-- START Dataset entries --
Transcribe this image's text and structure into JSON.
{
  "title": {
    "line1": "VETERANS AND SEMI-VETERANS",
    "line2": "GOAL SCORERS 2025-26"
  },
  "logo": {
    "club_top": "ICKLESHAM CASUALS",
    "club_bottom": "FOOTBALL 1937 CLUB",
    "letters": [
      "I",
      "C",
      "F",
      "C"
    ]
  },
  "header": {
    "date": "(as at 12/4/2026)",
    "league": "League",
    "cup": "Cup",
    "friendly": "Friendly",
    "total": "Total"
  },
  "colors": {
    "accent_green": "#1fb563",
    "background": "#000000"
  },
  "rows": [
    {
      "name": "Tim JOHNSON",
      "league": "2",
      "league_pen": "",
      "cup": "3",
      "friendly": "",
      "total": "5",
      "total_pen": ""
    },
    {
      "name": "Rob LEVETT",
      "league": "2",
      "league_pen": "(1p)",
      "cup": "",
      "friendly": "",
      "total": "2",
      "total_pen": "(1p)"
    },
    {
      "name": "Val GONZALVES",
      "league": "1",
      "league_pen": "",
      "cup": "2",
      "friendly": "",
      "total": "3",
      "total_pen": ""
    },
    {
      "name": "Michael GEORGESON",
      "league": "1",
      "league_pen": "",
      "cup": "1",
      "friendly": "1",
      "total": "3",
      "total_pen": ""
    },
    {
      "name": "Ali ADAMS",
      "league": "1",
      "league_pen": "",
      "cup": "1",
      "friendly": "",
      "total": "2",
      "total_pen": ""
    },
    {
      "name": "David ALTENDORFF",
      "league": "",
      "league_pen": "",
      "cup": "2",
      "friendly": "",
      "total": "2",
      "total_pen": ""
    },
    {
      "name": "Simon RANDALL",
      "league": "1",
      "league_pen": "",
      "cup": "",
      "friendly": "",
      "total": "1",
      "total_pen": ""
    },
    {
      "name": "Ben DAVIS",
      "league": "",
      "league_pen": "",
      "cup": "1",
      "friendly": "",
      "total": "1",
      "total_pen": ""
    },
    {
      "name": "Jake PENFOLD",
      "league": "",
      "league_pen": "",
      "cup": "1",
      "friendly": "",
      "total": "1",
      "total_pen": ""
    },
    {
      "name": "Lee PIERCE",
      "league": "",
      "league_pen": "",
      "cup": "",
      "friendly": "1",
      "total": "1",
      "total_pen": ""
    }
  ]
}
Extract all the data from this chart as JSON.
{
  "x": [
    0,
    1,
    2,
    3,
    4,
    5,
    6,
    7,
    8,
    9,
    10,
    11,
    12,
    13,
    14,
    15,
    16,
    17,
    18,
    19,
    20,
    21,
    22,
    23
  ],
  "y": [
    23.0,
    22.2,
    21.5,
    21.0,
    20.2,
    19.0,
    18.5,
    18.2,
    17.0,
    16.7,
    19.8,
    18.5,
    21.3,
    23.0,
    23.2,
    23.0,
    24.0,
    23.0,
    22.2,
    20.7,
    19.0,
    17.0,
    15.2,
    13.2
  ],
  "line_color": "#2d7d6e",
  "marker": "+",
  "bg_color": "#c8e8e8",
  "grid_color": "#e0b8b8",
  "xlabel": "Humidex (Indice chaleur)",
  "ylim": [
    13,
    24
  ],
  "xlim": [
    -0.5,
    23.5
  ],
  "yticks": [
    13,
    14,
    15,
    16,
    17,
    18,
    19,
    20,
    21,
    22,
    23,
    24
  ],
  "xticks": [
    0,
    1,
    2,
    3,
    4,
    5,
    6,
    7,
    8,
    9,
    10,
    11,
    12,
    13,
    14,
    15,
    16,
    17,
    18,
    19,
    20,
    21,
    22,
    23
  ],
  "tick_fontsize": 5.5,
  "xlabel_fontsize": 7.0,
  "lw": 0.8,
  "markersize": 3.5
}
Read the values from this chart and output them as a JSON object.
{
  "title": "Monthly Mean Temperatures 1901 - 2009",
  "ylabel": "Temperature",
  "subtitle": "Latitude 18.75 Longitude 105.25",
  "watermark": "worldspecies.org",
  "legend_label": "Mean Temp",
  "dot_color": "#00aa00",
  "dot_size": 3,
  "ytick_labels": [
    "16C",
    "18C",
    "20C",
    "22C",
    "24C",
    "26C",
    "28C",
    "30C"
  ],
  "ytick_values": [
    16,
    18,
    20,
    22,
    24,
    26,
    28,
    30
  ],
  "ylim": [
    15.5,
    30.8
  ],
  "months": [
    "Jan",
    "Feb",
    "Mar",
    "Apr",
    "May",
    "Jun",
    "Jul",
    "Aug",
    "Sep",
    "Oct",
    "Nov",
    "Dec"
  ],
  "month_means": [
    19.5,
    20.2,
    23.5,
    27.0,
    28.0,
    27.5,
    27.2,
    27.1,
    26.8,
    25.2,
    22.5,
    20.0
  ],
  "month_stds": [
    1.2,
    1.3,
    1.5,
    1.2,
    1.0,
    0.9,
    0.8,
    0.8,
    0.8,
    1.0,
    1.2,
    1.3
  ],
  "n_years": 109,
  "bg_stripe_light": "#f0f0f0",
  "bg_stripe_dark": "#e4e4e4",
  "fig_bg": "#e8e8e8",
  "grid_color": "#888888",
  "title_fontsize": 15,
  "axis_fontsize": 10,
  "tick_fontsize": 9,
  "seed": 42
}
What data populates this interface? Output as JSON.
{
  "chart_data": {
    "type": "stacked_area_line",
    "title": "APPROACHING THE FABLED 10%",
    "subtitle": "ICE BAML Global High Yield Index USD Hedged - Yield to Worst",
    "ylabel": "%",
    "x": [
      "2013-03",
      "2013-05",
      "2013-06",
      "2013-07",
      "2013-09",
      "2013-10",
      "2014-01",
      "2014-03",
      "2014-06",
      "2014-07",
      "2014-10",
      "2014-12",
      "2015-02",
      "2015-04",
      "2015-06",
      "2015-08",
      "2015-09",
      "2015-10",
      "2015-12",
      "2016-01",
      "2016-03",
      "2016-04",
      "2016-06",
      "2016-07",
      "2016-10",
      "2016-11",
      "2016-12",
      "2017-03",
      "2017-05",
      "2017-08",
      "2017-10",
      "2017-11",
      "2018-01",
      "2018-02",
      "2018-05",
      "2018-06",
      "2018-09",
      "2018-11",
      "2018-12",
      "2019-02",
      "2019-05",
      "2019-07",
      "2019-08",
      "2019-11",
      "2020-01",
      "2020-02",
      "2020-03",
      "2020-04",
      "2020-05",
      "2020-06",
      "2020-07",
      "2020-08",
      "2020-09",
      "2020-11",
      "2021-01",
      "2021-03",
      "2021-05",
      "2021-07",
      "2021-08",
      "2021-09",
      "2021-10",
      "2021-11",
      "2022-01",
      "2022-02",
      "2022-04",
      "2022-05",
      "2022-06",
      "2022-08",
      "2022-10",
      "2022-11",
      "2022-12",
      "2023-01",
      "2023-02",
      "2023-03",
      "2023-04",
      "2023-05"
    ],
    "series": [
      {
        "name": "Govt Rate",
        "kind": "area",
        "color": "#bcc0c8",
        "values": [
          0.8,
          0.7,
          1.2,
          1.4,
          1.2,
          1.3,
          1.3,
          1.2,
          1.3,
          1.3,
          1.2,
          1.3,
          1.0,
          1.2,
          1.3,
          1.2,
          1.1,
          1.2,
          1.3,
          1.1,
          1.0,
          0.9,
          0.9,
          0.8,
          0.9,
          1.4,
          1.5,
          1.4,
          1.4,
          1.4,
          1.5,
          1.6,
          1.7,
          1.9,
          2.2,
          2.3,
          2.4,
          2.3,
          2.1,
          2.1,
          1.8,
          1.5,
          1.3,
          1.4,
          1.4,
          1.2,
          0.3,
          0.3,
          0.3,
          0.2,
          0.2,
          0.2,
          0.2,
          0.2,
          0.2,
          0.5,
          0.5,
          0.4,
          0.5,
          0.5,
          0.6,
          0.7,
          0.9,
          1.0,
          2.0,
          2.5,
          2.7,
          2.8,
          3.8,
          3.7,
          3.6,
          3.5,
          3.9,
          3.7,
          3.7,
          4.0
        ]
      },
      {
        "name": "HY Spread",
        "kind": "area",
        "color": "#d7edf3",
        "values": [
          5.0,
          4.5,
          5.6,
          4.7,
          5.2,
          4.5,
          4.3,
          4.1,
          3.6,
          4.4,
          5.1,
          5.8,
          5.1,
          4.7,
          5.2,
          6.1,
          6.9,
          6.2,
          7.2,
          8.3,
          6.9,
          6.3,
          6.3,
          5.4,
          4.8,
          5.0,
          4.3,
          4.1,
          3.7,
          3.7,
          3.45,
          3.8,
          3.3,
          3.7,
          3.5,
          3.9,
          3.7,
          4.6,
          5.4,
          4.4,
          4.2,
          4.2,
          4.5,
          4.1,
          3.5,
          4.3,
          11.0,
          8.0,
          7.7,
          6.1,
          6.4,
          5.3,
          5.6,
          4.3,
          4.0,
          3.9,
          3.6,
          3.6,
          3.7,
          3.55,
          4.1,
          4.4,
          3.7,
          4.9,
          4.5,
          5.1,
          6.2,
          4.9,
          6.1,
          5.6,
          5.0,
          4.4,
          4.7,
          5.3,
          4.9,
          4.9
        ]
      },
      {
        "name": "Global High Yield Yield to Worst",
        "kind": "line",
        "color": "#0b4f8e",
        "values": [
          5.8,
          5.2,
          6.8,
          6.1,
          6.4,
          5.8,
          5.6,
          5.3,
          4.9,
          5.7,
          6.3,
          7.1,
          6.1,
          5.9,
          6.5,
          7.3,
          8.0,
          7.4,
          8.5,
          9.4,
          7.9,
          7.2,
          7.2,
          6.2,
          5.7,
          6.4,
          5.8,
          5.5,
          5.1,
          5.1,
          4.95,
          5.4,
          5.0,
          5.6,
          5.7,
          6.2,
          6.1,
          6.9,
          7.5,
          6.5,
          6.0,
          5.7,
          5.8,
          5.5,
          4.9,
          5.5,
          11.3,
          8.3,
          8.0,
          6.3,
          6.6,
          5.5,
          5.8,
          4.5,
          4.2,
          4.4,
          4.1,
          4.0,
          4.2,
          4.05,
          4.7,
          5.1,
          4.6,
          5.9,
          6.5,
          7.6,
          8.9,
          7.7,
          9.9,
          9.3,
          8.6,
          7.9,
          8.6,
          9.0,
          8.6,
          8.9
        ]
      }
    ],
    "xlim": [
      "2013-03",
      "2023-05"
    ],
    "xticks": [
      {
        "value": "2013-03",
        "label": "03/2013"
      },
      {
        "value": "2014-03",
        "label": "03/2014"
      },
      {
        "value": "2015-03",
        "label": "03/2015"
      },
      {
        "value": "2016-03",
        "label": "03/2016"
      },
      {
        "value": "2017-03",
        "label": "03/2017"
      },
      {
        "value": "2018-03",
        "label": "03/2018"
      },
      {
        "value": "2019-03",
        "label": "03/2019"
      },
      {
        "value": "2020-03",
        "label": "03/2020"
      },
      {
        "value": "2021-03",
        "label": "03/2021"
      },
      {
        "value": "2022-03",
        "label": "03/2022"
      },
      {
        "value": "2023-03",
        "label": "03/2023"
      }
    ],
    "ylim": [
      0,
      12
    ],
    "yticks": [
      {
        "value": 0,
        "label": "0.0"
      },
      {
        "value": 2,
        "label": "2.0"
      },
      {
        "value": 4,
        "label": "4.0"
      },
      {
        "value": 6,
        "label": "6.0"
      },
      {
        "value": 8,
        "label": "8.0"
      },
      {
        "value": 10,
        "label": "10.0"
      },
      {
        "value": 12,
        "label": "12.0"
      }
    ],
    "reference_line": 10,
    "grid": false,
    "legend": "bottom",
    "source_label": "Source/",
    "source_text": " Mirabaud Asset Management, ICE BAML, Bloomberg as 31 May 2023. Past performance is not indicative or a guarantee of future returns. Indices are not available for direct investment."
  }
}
-- END Dataset entries --
Of all the lines in the listing above, how many contain the word "this"? Answer with the number alone.

• [Worked answer]
4